### Stated goal 1
Reproduce the part of the chapter summary between "The confrontation with" and "safehand newly covered.", inclusive.

### Document excerpt
Chapter 24: Safe Things – Summary and Analysis
Spoiler Notice
This page covers Chapter 24 of Words of Radiance in full detail. If you haven’t read this chapter yet, proceed carefully to avoid spoilers.
Summary
The chapter flashes back five and a half years to Shallan’s childhood at Davar Manor. Shallan, wearing a blue silk dress with her safehand covered for the first time, sits mute and dissociated. Maids gossip about her father having killed his wife and her lover, saying Shallan hasn’t spoken since witnessing it. Helaran enters, brings a satchel of fine drawing paper and charcoal pencils, and encourages her to draw again. When Shallan sketches the bodies she remembers, Helaran crumples the paper and demands she draw only safe things—plants, animals.
The confrontation with their father erupts. Helaran reveals a Shardblade that coalesces from mist, calls Lin Davar a murderer, and presses the blade to his chest. Shallan speaks her first words in months: “No, please.” Helaran relents, warns his father, and departs to pursue an important mission. After Helaran leaves, Lin destroys furniture in a rage, then flees the room in shame after meeting Shallan’s eyes. Shallan is left terrified, clutching the drawing supplies, the fragile household even more shattered.
Key Events
- Shallan wears a woman’s dress for the first time, her safehand newly covered.
- Maids reveal that Lin Davar killed his wife and her lover, and that Shallan has been silent for five months.

[Dataset items]
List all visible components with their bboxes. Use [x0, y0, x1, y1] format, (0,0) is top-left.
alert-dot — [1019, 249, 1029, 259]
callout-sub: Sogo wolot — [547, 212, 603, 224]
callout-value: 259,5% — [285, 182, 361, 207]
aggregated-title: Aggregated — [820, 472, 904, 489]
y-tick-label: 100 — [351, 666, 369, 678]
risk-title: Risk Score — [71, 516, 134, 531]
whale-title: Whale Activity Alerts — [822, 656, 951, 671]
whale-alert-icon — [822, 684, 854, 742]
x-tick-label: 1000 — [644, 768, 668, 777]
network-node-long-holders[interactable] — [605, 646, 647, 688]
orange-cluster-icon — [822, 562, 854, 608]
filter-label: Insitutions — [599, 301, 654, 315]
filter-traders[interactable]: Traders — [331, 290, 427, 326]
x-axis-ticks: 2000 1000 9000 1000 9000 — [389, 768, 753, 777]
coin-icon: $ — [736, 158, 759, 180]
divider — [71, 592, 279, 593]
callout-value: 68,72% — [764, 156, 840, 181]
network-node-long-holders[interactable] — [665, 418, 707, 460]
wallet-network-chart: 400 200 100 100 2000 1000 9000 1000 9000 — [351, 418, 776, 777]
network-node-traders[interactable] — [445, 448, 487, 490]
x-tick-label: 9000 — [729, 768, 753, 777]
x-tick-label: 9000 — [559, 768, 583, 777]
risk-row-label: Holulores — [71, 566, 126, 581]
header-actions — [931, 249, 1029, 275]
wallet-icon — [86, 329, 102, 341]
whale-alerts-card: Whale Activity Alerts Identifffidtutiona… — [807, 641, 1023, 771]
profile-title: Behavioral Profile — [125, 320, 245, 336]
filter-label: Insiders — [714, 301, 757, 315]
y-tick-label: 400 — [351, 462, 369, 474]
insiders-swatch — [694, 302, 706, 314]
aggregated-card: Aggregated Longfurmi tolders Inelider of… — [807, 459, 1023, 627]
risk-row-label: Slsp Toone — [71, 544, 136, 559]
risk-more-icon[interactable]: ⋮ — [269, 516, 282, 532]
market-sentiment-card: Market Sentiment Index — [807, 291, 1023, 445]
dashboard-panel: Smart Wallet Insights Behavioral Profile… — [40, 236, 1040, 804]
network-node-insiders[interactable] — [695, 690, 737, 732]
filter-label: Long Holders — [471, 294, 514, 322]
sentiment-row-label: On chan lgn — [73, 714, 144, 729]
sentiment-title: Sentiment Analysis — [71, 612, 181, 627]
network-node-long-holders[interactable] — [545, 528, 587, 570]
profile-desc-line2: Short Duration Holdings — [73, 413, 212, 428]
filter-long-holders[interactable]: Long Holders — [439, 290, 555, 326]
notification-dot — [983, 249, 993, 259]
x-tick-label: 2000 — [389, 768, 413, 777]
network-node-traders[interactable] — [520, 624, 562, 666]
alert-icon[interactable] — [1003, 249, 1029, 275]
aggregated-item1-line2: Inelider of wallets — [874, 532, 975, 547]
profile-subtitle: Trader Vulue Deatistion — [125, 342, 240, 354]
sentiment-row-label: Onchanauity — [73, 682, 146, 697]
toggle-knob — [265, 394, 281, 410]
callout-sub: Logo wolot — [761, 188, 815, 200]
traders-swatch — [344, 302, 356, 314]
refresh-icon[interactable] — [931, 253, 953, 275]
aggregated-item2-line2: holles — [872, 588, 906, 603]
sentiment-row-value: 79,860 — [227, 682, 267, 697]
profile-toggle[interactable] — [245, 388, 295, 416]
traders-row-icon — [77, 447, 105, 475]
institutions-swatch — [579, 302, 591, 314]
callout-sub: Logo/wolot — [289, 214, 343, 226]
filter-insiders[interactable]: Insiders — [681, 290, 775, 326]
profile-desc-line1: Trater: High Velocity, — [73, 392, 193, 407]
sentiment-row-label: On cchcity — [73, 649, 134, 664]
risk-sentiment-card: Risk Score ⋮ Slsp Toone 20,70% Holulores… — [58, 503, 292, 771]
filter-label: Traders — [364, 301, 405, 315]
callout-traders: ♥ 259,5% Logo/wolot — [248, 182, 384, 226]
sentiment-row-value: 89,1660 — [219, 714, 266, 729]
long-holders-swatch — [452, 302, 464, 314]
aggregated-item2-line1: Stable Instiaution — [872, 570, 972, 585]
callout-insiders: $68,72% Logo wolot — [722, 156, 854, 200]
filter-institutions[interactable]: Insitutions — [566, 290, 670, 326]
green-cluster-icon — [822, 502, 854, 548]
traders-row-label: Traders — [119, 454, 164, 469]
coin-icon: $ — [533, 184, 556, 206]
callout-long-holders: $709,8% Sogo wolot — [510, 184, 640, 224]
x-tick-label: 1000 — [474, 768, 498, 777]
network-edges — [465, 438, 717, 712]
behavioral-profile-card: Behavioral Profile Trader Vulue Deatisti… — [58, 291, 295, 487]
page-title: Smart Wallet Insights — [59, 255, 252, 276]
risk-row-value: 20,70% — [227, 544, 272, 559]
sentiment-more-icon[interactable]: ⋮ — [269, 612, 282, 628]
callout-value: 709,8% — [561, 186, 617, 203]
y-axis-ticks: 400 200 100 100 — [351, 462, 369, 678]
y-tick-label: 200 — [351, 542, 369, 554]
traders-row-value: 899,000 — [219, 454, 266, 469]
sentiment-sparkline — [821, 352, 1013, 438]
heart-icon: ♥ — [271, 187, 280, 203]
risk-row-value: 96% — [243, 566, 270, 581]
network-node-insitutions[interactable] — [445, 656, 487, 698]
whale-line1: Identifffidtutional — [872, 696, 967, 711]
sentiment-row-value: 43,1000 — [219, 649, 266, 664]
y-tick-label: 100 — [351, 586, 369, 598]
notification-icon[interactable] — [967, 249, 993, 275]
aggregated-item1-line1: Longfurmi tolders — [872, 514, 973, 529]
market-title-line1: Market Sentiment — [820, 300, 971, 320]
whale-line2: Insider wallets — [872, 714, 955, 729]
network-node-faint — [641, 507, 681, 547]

### Stated goal 2
Format the entries from their first line through the line that contains "filter-label: Insitutions —", inclusive, as a numbered list, omitting any blank lines.

### Written solution 1
The confrontation with their father erupts. Helaran reveals a Shardblade that coalesces from mist, calls Lin Davar a murderer, and presses the blade to his chest. Shallan speaks her first words in months: “No, please.” Helaran relents, warns his father, and departs to pursue an important mission. After Helaran leaves, Lin destroys furniture in a rage, then flees the room in shame after meeting Shallan’s eyes. Shallan is left terrified, clutching the drawing supplies, the fragile household even more shattered.
Key Events
- Shallan wears a woman’s dress for the first time, her safehand newly covered.

### Written solution 2
1. List all visible components with their bboxes. Use [x0, y0, x1, y1] format, (0,0) is top-left.
2. alert-dot — [1019, 249, 1029, 259]
3. callout-sub: Sogo wolot — [547, 212, 603, 224]
4. callout-value: 259,5% — [285, 182, 361, 207]
5. aggregated-title: Aggregated — [820, 472, 904, 489]
6. y-tick-label: 100 — [351, 666, 369, 678]
7. risk-title: Risk Score — [71, 516, 134, 531]
8. whale-title: Whale Activity Alerts — [822, 656, 951, 671]
9. whale-alert-icon — [822, 684, 854, 742]
10. x-tick-label: 1000 — [644, 768, 668, 777]
11. network-node-long-holders[interactable] — [605, 646, 647, 688]
12. orange-cluster-icon — [822, 562, 854, 608]
13. filter-label: Insitutions — [599, 301, 654, 315]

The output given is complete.